### Textauszug
·····

Das geliehene Geld kostete Zinsen, die erwirtschaftet werden mussten. Von den Erträgen der Konzerne blieb nicht viel für die Staaten übrig. Deshalb stieg deren Verschuldung immer mehr an. Wurden weitere Kredite zur Staatsfinanzierung notwendig, forderten die Kreditgeber besonders in den internationalen Institutionen je nach Lage der Staatsfinanzen den Abbau sogenannter Wirtschaftshemmnisse zur Ankurbelung der Wirtschaftstätigkeit.
Darunter verstand man im neoliberalen Denken das Streichen von Subventionen, die nach Ansicht westlicher Wirtschaftstheoretiker den Markt verzerrten und damit Investitionen von gewinnorientierten privaten Unternehmen unrentabel machten. Da aber die meisten afrikanischen Staaten auf die Kredite der westlichen Geldgeber angewiesen waren, blieb ihnen oftmals keine andere Wahl, als den Abbau von Subventionen gegen die Interessen der eigenen Bevölkerung, aber zugunsten der westlichen Kapitalgeber umzusetzen.
Dieser Abbau von sogenannten Handelsschranken erleichterte den Markteintritt großer westlicher Konzerne besonders aus der Lebensmittelbranche. Mit ihren billigeren, zum Teil subventionierten Produkten – wie im Falle der Europäischen Union – vernichteten sie die lokale Kleinwirtschaft. Die Gesellschaften verarmten immer mehr.
Die Bevölkerung aber wuchs, und es entstanden nicht genug Arbeitsplätze, um diese zu ernähren. Die Vorstellung, auf dem westlichen Entwicklungsweg zu Wohlstand zu gelangen, stellte sich als Trugschluss heraus. Die Gewinne gingen ins Ausland. Armut und Unterentwicklung blieben im Land. Profiteure waren zum einen die ausländischen Konzerne und korrupte Eliten, die sich von westlichen Konzernen schmieren ließen, damit sie die Entscheidungen trafen, die diesen Konzernen nutzten.

·····

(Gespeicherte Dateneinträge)
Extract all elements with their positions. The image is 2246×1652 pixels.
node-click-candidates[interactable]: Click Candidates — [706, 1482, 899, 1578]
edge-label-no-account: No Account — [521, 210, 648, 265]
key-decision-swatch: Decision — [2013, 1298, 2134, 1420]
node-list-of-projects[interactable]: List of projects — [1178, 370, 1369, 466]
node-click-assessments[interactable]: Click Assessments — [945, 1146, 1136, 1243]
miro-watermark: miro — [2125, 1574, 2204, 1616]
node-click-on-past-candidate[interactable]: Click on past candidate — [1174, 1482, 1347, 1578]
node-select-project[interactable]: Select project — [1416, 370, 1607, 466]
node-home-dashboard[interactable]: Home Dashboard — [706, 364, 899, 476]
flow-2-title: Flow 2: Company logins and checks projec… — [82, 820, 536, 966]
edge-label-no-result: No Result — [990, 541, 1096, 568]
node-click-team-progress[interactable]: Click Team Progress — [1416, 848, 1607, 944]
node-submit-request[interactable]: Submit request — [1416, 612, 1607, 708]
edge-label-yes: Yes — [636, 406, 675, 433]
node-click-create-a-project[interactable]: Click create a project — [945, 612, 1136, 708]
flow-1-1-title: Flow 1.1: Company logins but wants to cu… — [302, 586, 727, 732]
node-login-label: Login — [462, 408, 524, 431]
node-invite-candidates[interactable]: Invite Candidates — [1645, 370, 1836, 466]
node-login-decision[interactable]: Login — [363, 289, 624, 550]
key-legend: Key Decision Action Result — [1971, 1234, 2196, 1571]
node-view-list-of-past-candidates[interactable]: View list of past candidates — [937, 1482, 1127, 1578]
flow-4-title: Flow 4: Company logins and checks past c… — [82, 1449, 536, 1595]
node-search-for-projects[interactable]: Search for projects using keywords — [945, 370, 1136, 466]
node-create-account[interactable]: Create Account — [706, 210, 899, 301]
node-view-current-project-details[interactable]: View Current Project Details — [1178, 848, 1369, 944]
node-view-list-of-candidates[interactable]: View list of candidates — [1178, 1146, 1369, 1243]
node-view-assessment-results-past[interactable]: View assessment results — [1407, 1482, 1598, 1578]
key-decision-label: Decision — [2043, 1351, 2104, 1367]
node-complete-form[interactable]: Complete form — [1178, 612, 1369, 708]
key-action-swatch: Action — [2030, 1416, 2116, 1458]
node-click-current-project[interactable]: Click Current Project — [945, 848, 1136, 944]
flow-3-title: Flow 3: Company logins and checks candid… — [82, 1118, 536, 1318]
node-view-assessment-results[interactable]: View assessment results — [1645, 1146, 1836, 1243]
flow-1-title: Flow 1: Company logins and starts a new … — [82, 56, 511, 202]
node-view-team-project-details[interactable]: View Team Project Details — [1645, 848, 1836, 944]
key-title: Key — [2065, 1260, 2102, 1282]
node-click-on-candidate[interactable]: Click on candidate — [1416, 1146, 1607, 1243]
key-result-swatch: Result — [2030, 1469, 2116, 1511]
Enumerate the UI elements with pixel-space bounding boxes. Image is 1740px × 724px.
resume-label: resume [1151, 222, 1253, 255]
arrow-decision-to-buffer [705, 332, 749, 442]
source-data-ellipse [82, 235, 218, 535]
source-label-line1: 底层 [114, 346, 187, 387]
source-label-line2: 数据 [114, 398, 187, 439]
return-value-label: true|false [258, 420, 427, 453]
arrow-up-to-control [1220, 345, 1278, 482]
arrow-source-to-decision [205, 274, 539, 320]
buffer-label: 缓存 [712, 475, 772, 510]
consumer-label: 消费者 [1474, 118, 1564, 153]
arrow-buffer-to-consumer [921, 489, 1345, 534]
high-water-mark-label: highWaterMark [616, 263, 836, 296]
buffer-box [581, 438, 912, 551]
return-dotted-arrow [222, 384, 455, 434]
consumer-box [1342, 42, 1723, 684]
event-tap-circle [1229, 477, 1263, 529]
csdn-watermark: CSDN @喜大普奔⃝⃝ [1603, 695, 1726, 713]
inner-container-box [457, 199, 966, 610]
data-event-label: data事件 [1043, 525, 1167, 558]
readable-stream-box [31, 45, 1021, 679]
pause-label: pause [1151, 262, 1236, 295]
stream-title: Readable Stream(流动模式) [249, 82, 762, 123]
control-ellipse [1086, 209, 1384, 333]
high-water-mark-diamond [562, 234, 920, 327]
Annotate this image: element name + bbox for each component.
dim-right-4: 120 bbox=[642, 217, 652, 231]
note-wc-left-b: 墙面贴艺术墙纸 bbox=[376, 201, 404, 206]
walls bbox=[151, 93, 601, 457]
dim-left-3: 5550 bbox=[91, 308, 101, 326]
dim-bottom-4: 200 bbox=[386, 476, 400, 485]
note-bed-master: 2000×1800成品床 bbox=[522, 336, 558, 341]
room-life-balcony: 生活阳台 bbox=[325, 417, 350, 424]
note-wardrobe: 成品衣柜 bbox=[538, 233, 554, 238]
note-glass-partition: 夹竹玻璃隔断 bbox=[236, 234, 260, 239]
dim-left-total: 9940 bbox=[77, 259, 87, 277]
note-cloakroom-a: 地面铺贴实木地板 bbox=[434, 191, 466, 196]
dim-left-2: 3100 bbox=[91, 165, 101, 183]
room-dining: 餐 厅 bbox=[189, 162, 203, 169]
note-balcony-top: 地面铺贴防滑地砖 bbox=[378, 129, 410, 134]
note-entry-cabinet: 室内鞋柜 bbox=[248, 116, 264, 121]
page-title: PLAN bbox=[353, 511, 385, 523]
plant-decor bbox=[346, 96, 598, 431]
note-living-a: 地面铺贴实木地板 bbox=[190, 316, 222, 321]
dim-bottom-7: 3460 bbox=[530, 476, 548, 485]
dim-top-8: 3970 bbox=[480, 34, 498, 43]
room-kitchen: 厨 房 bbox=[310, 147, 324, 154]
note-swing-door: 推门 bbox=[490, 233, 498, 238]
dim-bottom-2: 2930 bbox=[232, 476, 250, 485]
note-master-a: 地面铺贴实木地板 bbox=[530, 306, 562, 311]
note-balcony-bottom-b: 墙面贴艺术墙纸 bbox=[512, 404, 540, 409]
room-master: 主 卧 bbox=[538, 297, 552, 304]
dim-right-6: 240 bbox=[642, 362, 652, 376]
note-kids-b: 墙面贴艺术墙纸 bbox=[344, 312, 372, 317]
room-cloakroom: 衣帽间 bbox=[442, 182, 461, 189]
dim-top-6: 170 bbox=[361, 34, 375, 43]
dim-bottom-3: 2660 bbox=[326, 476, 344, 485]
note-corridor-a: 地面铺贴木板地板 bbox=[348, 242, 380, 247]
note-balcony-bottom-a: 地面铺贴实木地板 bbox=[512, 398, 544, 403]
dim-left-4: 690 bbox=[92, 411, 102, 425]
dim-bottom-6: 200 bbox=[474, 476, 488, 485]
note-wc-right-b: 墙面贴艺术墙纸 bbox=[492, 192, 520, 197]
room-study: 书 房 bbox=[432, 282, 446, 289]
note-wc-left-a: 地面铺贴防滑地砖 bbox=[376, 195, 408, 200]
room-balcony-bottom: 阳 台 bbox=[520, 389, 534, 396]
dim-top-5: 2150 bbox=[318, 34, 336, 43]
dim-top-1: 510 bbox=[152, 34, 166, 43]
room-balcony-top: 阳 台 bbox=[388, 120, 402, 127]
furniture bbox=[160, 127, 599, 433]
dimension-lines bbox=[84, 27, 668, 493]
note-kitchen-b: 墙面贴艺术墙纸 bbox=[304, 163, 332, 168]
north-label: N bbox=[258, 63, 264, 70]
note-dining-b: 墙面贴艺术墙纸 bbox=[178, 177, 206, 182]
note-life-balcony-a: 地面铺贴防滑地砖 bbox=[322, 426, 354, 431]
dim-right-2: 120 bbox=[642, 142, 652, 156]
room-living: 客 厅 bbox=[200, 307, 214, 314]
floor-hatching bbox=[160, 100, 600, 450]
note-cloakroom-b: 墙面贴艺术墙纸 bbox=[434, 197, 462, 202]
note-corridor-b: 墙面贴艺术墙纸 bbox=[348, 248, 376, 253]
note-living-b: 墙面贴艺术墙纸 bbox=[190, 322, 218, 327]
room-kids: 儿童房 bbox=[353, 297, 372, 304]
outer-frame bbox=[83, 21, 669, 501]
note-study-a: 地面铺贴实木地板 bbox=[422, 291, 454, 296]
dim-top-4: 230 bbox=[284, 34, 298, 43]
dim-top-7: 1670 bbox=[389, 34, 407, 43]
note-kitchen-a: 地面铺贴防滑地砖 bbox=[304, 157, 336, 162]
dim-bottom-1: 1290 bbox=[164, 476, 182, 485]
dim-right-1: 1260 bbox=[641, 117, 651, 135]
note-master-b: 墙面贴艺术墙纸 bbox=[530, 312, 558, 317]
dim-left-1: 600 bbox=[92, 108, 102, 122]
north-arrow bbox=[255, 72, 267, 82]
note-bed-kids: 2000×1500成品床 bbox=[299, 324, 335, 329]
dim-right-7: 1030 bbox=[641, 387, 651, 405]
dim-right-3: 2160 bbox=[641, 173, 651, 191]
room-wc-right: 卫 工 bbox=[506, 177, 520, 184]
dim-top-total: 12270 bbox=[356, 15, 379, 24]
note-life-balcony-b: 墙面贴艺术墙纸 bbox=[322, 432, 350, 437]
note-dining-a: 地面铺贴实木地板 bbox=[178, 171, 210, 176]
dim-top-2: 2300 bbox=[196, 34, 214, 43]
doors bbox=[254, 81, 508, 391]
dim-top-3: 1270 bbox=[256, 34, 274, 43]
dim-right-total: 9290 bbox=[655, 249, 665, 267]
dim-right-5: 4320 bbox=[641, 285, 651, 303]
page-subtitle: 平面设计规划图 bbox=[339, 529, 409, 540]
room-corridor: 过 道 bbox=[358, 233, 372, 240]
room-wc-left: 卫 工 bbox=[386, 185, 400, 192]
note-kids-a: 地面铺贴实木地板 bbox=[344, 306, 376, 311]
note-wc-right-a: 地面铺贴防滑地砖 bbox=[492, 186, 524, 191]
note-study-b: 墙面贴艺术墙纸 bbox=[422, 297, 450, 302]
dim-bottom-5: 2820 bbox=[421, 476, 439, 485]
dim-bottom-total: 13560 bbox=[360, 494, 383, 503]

·····

### Schriftliche Aufgabe 1
Beantworten Sie anhand des Textes über die Verschuldung afrikanischer Staaten folgende Fragen:
(a) Was forderten die Kreditgeber, wenn weitere Kredite zur Staatsfinanzierung notwendig wurden?
(b) Aus welcher Branche kamen besonders die großen westlichen Konzerne, deren Markteintritt erleichtert wurde?
(c) Wer waren laut dem Text die Profiteure?
### Schriftliche Aufgabe 2
Übersetzen Sie den Satz „Die Bevölkerung aber wuchs, und es entstanden nicht genug Arbeitsplätze, um diese zu ernähren.“ aus dem Text über die Verschuldung afrikanischer Staaten ins Englische.
### Schriftliche Aufgabe 3
Führen Sie den Text über die Verschuldung afrikanischer Staaten im Anschluss an seinen letzten Satz fort.
Die Einträge werden hier nicht gebraucht.

### Schriftliche Antwort 1
(a) Sie forderten je nach Lage der Staatsfinanzen den Abbau sogenannter Wirtschaftshemmnisse zur Ankurbelung der Wirtschaftstätigkeit.
(b) Sie kamen besonders aus der Lebensmittelbranche.
(c) Profiteure waren die ausländischen Konzerne und korrupte Eliten, die sich von westlichen Konzernen schmieren ließen.

### Schriftliche Antwort 2
The population, however, grew, and not enough jobs were created to feed it.

### Schriftliche Antwort 3
Umstürze
Seit dem Ende des Zweiten Weltkriegs hatte es in Afrika wie auch sonst überall auf der Welt viele Befreiungskriege gegen die Kolonialmächte gegeben. Große Teile der Bevölkerung hatten sich erhoben, um nationale Unabhängigkeit zu erlangen. Mit dieser hatten sie die Hoffnung auf ein besseres Leben verbunden. Die meisten dieser Bewegungen waren nach verlustreichen Kämpfen siegreich gewesen.
Sie errangen die nationale, nicht aber die wirtschaftliche Unabhängigkeit, denn diese war letztlich schwerer zu erringen als die politische. Man konnte die Kolonialmächte mit ihrem gesamten Verwaltungsapparat und Militär vertreiben, aber man konnte sie nicht zwingen, wirtschaftliche Unterstützung zu leisten und den Aufbau der Länder zu finanzieren.
An deren Stelle waren die Sowjetunion und andere sozialistische Staaten in Afrika eingesprungen. Sie leisteten Wirtschafts- und Entwicklungshilfe in Form von wissenschaftlicher und technischer Ausbildung. Damit sollte das Wissen vermittelt werden, das zum Aufbau einer modernen Wirtschaft notwendig war. Aber die finanziellen Mittel der sozialistischen Staaten waren begrenzt. Was in Afrika investiert wurde, fehlte im eigenen Land, wo aufgrund der Verwüstungen des Zweiten Weltkriegs und dem vom Westen erzwungenen Wettrüsten immer noch Mangel herrschte.
Nach dem Untergang der UdSSR war den Staaten in Afrika keine andere Wahl geblieben, als sich dem Westen auf Gedeih und Verderb auszuliefern, denn dieser verfügte über die finanziellen Mittel und das technische Wissen, die notwendig waren, um Bodenschätze zu heben oder sonstige größere Wirtschaftsvorhaben anzustoßen. Mit den westlichen wirtschaftlichen Mitteln kamen aber auch politische Bedingungen zur Sicherung der westlichen Investitionen.
Dabei wurden westliches Mehrparteiensystem und Parlamentarismus auch in weiten Teilen der Bevölkerung – besonders im städtischen Milieu – als Hoffnungsträger angesehen und mit Wohlwollen begrüßt. Aber der erhoffte Wohlstand wollte sich nicht einstellen. War der Kampf um die wirtschaftliche Unabhängigkeit weniger blutig als seinerzeit jener um die nationale, so war er doch schwieriger. Denn eine Geschlossenheit wie seinerzeit in den Befreiungskriegen war schwerer zu erreichen.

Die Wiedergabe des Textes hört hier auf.